▶ **What you should do**: Retype the records below word for word and omit any image.

▶ **Material**:
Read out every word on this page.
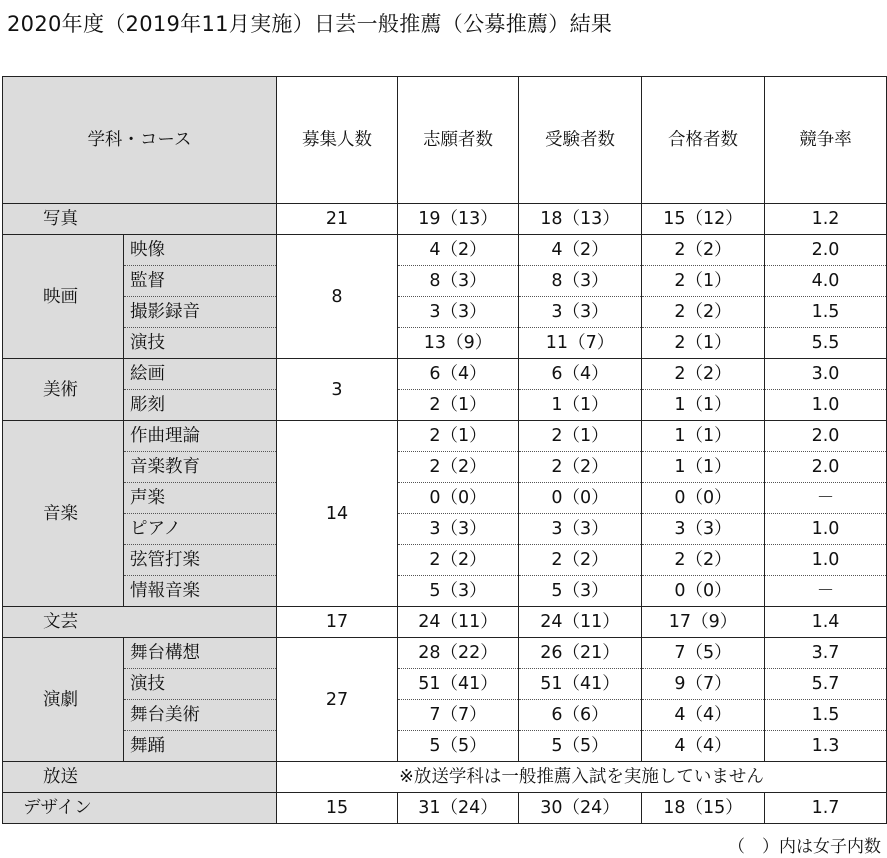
2020年度（2019年11月実施）日芸一般推薦（公募推薦）結果
学科・コース		募集人数	志願者数	受験者数	合格者数	競争率
写真		21	19（13）	18（13）	15（12）	1.2
映画	映像	8	4（2）	4（2）	2（2）	2.0
	監督		8（3）	8（3）	2（1）	4.0
	撮影録音		3（3）	3（3）	2（2）	1.5
	演技		13（9）	11（7）	2（1）	5.5
美術	絵画	3	6（4）	6（4）	2（2）	3.0
	彫刻		2（1）	1（1）	1（1）	1.0
音楽	作曲理論	14	2（1）	2（1）	1（1）	2.0
	音楽教育		2（2）	2（2）	1（1）	2.0
	声楽		0（0）	0（0）	0（0）	－
	ピアノ		3（3）	3（3）	3（3）	1.0
	弦管打楽		2（2）	2（2）	2（2）	1.0
	情報音楽		5（3）	5（3）	0（0）	－
文芸		17	24（11）	24（11）	17（9）	1.4
演劇	舞台構想	27	28（22）	26（21）	7（5）	3.7
	演技		51（41）	51（41）	9（7）	5.7
	舞台美術		7（7）	6（6）	4（4）	1.5
	舞踊		5（5）	5（5）	4（4）	1.3
放送		※放送学科は一般推薦入試を実施していません				
デザイン		15	31（24）	30（24）	18（15）	1.7
（　）内は女子内数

▶ **Answer**:
Read out every word on this page.
2020年度（2019年11月実施）日芸一般推薦（公募推薦）結果
学科・コース		募集人数	志願者数	受験者数	合格者数	競争率
写真		21	19（13）	18（13）	15（12）	1.2
映画	映像	8	4（2）	4（2）	2（2）	2.0
	監督		8（3）	8（3）	2（1）	4.0
	撮影録音		3（3）	3（3）	2（2）	1.5
	演技		13（9）	11（7）	2（1）	5.5
美術	絵画	3	6（4）	6（4）	2（2）	3.0
	彫刻		2（1）	1（1）	1（1）	1.0
音楽	作曲理論	14	2（1）	2（1）	1（1）	2.0
	音楽教育		2（2）	2（2）	1（1）	2.0
	声楽		0（0）	0（0）	0（0）	－
	ピアノ		3（3）	3（3）	3（3）	1.0
	弦管打楽		2（2）	2（2）	2（2）	1.0
	情報音楽		5（3）	5（3）	0（0）	－
文芸		17	24（11）	24（11）	17（9）	1.4
演劇	舞台構想	27	28（22）	26（21）	7（5）	3.7
	演技		51（41）	51（41）	9（7）	5.7
	舞台美術		7（7）	6（6）	4（4）	1.5
	舞踊		5（5）	5（5）	4（4）	1.3
放送		※放送学科は一般推薦入試を実施していません				
デザイン		15	31（24）	30（24）	18（15）	1.7
（　）内は女子内数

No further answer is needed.